--- BEGIN DATA ROWS ---

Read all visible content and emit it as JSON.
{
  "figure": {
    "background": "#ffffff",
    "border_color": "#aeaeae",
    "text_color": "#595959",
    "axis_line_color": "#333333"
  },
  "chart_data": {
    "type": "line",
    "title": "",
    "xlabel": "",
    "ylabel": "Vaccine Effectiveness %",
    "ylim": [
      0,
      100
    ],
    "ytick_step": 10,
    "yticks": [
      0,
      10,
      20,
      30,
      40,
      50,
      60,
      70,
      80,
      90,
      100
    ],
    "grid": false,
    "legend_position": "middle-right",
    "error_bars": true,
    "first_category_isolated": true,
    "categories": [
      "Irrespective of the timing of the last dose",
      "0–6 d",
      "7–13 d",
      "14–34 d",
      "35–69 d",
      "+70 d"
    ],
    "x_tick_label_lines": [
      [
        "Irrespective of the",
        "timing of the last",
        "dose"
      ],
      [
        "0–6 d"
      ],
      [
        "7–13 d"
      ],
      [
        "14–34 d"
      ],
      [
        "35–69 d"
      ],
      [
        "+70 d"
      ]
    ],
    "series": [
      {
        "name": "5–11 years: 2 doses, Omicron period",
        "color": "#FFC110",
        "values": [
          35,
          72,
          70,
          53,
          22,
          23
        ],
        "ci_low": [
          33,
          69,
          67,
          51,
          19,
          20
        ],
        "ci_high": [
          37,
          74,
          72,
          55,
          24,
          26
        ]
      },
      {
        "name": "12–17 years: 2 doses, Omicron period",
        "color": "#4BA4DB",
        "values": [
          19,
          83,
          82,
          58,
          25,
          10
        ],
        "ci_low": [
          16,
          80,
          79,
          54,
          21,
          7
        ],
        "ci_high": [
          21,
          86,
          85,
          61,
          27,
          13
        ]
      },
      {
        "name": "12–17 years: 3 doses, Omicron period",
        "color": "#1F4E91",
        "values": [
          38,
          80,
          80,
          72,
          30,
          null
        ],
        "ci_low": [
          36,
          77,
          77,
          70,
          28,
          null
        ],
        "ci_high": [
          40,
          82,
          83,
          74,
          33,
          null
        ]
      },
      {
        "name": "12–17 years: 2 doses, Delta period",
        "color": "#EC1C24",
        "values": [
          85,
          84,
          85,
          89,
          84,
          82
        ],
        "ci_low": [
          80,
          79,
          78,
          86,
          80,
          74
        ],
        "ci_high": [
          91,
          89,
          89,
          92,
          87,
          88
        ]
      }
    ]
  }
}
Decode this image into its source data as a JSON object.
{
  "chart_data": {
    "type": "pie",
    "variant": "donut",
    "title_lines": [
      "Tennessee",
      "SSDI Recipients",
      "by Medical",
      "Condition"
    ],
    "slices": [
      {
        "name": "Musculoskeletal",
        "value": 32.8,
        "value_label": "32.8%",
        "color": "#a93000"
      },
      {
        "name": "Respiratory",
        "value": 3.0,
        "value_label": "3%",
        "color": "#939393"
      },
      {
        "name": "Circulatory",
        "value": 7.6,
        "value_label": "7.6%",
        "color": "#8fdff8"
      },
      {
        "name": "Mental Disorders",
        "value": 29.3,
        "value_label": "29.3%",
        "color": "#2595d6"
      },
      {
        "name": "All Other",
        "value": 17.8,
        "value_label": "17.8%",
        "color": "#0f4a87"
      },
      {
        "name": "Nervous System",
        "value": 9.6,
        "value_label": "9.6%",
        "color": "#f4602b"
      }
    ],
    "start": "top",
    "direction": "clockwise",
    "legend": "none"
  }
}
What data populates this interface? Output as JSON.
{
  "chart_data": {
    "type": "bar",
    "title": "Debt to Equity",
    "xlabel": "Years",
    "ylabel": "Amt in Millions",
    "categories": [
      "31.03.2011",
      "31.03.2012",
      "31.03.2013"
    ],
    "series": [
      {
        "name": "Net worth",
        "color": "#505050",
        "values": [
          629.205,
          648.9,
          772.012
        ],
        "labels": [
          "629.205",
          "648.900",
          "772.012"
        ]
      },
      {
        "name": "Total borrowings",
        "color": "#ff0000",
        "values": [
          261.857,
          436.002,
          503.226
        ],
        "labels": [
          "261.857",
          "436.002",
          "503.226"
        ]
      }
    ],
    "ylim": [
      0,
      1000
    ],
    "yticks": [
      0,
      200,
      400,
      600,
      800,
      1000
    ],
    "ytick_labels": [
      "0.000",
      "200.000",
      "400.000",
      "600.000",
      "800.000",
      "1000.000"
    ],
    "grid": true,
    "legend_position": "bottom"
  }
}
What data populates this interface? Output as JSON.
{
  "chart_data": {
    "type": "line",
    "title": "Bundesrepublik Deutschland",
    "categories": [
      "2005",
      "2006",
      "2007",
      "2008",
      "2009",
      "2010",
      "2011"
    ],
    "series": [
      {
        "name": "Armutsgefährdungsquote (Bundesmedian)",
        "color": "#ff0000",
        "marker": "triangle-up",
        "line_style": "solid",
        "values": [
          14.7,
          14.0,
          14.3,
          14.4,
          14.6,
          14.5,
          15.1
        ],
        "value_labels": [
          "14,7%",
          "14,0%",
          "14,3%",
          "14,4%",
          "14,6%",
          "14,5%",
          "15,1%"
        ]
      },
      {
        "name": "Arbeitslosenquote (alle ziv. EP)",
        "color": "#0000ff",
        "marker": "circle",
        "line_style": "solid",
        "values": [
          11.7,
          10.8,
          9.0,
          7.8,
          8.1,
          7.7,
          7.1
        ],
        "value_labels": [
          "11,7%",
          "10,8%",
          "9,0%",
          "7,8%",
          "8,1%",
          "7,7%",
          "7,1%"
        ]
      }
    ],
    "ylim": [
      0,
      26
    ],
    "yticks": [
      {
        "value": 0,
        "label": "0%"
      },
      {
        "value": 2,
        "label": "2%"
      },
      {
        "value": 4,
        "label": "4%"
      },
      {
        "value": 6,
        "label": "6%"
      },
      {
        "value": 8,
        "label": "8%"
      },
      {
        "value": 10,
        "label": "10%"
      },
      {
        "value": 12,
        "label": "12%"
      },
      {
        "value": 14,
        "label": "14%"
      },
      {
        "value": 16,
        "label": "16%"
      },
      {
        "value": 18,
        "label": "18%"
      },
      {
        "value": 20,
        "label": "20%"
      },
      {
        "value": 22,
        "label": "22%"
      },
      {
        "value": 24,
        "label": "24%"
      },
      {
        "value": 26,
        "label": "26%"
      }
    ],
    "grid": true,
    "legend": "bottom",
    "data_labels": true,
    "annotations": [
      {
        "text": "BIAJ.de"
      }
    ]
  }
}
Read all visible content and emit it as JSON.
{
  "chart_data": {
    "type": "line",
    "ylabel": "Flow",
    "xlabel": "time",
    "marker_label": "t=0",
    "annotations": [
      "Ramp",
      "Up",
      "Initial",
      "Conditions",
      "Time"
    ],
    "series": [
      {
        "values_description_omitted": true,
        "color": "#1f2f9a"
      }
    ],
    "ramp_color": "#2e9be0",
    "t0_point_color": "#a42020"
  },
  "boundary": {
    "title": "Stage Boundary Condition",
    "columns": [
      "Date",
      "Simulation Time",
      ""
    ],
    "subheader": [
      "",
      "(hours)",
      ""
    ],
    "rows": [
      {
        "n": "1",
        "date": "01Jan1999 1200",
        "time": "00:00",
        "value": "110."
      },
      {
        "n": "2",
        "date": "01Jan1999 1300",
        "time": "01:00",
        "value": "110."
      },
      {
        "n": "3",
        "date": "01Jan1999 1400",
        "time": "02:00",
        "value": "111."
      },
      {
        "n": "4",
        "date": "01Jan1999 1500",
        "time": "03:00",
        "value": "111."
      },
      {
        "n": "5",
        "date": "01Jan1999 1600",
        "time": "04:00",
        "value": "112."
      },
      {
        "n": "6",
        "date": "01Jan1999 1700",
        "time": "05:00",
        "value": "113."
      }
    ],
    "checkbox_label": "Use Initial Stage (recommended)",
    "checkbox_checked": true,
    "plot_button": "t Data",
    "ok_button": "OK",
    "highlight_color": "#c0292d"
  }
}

--- END DATA ROWS ---

For each line of the entries that includes "bottom", show that line.

**THE REPLY:**
    "legend_position": "bottom"
    "legend": "bottom",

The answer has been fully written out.